- WHAT THE EXERCISE ASKS
Give the number of lines that include the string "JSON", nothing more.

[Stored data]
※ ※ ※

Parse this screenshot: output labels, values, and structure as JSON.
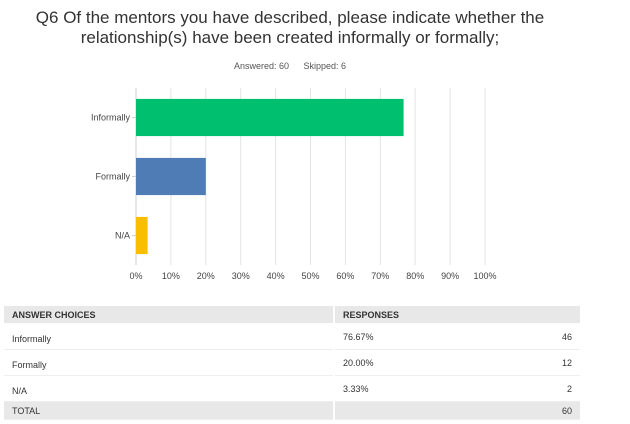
{
  "question": {
    "line1": "Q6 Of the mentors you have described, please indicate whether the",
    "line2": "relationship(s) have been created informally or formally;"
  },
  "meta": {
    "answered": "Answered: 60",
    "skipped": "Skipped: 6"
  },
  "chart_data": {
    "type": "bar",
    "orientation": "horizontal",
    "categories": [
      "Informally",
      "Formally",
      "N/A"
    ],
    "values": [
      76.67,
      20.0,
      3.33
    ],
    "colors": [
      "#00bf6f",
      "#507cb6",
      "#f9be00"
    ],
    "xlim": [
      0,
      100
    ],
    "x_ticks": [
      0,
      10,
      20,
      30,
      40,
      50,
      60,
      70,
      80,
      90,
      100
    ],
    "x_tick_labels": [
      "0%",
      "10%",
      "20%",
      "30%",
      "40%",
      "50%",
      "60%",
      "70%",
      "80%",
      "90%",
      "100%"
    ],
    "grid": true
  },
  "table": {
    "headers": [
      "ANSWER CHOICES",
      "RESPONSES"
    ],
    "rows": [
      {
        "choice": "Informally",
        "percent": "76.67%",
        "count": "46"
      },
      {
        "choice": "Formally",
        "percent": "20.00%",
        "count": "12"
      },
      {
        "choice": "N/A",
        "percent": "3.33%",
        "count": "2"
      }
    ],
    "total": {
      "label": "TOTAL",
      "count": "60"
    }
  }
}
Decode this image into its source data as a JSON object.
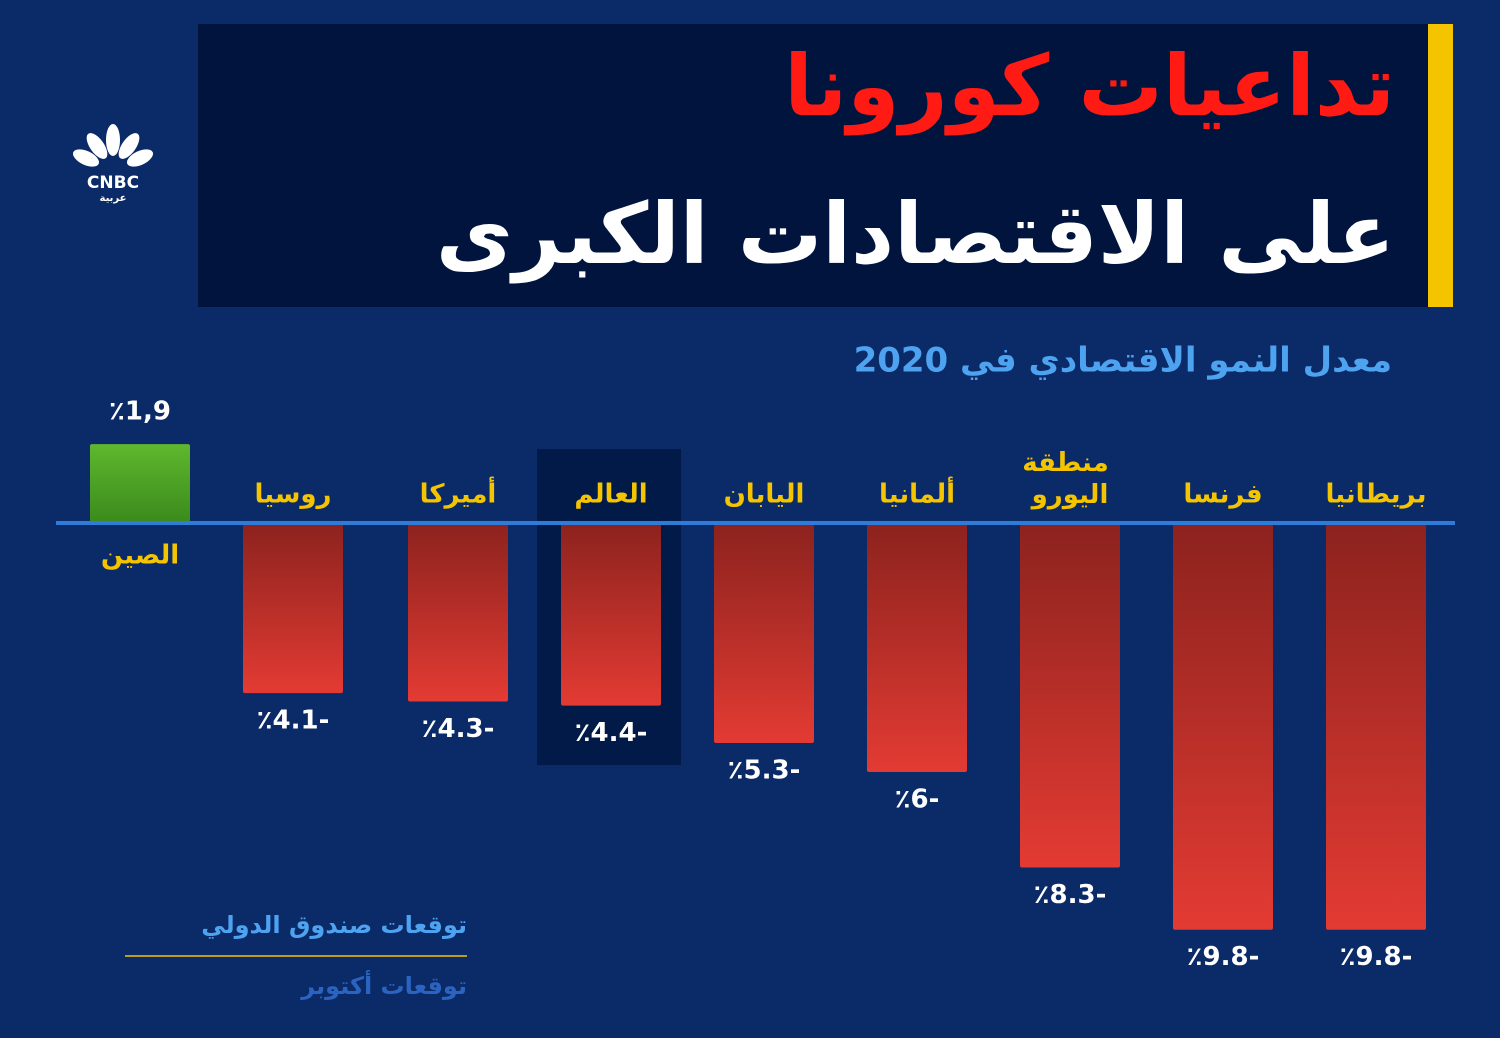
{
  "logo": {
    "name": "CNBC",
    "sub": "عربية"
  },
  "chart_data": {
    "type": "bar",
    "title": "تداعيات كورونا",
    "subtitle": "على الاقتصادات الكبرى",
    "axis_title": "معدل النمو الاقتصادي في 2020",
    "categories": [
      "الصين",
      "روسيا",
      "أميركا",
      "العالم",
      "اليابان",
      "ألمانيا",
      "منطقة اليورو",
      "فرنسا",
      "بريطانيا"
    ],
    "values": [
      1.9,
      -4.1,
      -4.3,
      -4.4,
      -5.3,
      -6,
      -8.3,
      -9.8,
      -9.8
    ],
    "value_labels": [
      "٪1,9",
      "٪4.1-",
      "٪4.3-",
      "٪4.4-",
      "٪5.3-",
      "٪6-",
      "٪8.3-",
      "٪9.8-",
      "٪9.8-"
    ],
    "color": "#e03a32",
    "positive_color": "#4ea82a",
    "highlight": "العالم",
    "ylim": [
      -10,
      2
    ],
    "notes": [
      "توقعات صندوق الدولي",
      "توقعات أكتوبر"
    ]
  }
}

※ ※ ※

- TASK RESULT
2